◆ **Required work**
In the lines below, how many hold the word "structure"? Answer only with the number.
Start of Data
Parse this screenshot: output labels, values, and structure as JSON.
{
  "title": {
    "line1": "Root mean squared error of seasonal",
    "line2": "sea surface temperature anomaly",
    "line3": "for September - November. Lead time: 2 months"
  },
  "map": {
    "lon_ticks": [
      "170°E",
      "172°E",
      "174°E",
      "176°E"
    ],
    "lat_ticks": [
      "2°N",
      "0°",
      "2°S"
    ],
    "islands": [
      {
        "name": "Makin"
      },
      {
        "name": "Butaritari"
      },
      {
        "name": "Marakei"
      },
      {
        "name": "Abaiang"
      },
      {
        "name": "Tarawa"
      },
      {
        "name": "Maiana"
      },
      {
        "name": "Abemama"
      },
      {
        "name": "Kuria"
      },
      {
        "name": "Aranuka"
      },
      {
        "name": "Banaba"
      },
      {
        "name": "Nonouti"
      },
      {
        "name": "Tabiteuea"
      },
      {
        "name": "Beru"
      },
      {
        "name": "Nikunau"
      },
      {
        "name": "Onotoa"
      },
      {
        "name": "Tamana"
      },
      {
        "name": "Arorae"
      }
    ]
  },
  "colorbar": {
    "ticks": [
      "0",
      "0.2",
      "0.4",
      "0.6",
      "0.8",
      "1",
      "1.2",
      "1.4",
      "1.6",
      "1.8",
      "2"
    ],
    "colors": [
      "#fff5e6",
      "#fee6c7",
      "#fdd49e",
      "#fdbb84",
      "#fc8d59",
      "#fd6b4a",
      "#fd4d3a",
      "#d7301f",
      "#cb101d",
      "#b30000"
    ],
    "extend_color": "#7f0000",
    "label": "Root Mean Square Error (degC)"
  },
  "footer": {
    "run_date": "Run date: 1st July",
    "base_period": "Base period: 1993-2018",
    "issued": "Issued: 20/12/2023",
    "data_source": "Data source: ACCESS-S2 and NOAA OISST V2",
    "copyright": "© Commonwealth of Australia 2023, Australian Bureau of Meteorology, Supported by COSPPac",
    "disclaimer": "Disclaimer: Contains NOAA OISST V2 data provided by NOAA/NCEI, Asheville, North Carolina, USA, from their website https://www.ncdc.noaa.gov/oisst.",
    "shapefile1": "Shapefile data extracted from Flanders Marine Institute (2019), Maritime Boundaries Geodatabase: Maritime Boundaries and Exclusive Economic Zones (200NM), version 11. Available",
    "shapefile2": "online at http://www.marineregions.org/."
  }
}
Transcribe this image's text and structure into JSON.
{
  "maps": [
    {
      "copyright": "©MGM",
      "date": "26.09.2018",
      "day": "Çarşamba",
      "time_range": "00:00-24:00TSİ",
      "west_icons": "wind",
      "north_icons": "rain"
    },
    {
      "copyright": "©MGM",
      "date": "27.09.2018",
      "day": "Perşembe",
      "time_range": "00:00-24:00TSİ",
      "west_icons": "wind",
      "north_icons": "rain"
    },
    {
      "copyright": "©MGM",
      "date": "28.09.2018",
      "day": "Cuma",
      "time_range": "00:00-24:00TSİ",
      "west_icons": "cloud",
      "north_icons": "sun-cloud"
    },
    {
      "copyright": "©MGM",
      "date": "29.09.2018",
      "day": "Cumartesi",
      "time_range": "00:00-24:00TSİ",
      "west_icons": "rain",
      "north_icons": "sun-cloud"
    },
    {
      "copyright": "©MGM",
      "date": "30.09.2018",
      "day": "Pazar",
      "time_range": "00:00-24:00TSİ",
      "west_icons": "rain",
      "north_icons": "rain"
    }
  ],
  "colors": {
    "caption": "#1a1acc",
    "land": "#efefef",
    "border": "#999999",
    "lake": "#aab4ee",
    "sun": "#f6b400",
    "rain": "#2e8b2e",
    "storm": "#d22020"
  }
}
End of Data
◆ **Exercise answer**
2